**GOAL OF THE EXERCISE**
Omit the images. Copy each entry word for word.

Extracted records:
·····
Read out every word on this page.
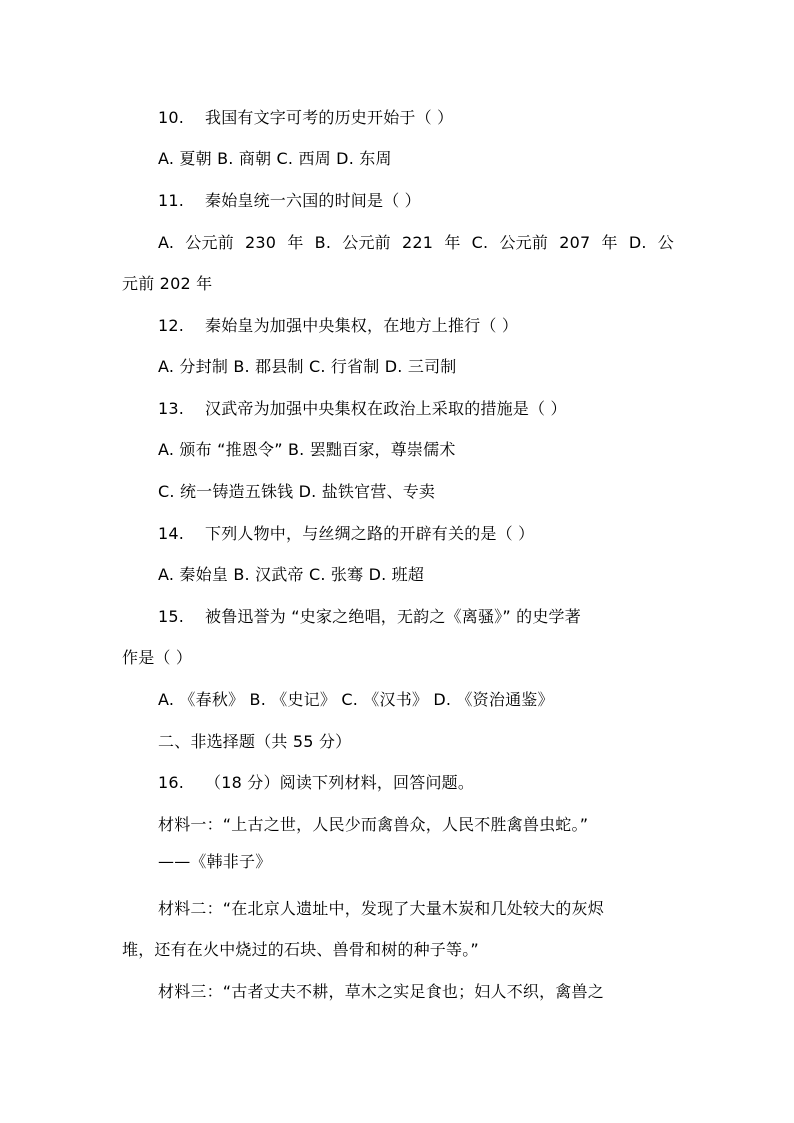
10. 我国有文字可考的历史开始于（ ）
A. 夏朝 B. 商朝 C. 西周 D. 东周
11. 秦始皇统一六国的时间是（ ）
A. 公元前 230 年 B. 公元前 221 年 C. 公元前 207 年 D. 公
元前 202 年
12. 秦始皇为加强中央集权，在地方上推行（ ）
A. 分封制 B. 郡县制 C. 行省制 D. 三司制
13. 汉武帝为加强中央集权在政治上采取的措施是（ ）
A. 颁布 “推恩令” B. 罢黜百家，尊崇儒术
C. 统一铸造五铢钱 D. 盐铁官营、专卖
14. 下列人物中，与丝绸之路的开辟有关的是（ ）
A. 秦始皇 B. 汉武帝 C. 张骞 D. 班超
15. 被鲁迅誉为 “史家之绝唱，无韵之《离骚》” 的史学著
作是（ ）
A. 《春秋》 B. 《史记》 C. 《汉书》 D. 《资治通鉴》
二、非选择题（共 55 分）
16. （18 分）阅读下列材料，回答问题。
材料一：“上古之世，人民少而禽兽众，人民不胜禽兽虫蛇。”
——《韩非子》
材料二：“在北京人遗址中，发现了大量木炭和几处较大的灰烬
堆，还有在火中烧过的石块、兽骨和树的种子等。”
材料三：“古者丈夫不耕，草木之实足食也；妇人不织，禽兽之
·····
**EXERCISE RESULT**
Read out every word on this page.
10. 我国有文字可考的历史开始于（ ）
A. 夏朝 B. 商朝 C. 西周 D. 东周
11. 秦始皇统一六国的时间是（ ）
A. 公元前 230 年 B. 公元前 221 年 C. 公元前 207 年 D. 公
元前 202 年
12. 秦始皇为加强中央集权，在地方上推行（ ）
A. 分封制 B. 郡县制 C. 行省制 D. 三司制
13. 汉武帝为加强中央集权在政治上采取的措施是（ ）
A. 颁布 “推恩令” B. 罢黜百家，尊崇儒术
C. 统一铸造五铢钱 D. 盐铁官营、专卖
14. 下列人物中，与丝绸之路的开辟有关的是（ ）
A. 秦始皇 B. 汉武帝 C. 张骞 D. 班超
15. 被鲁迅誉为 “史家之绝唱，无韵之《离骚》” 的史学著
作是（ ）
A. 《春秋》 B. 《史记》 C. 《汉书》 D. 《资治通鉴》
二、非选择题（共 55 分）
16. （18 分）阅读下列材料，回答问题。
材料一：“上古之世，人民少而禽兽众，人民不胜禽兽虫蛇。”
——《韩非子》
材料二：“在北京人遗址中，发现了大量木炭和几处较大的灰烬
堆，还有在火中烧过的石块、兽骨和树的种子等。”
材料三：“古者丈夫不耕，草木之实足食也；妇人不织，禽兽之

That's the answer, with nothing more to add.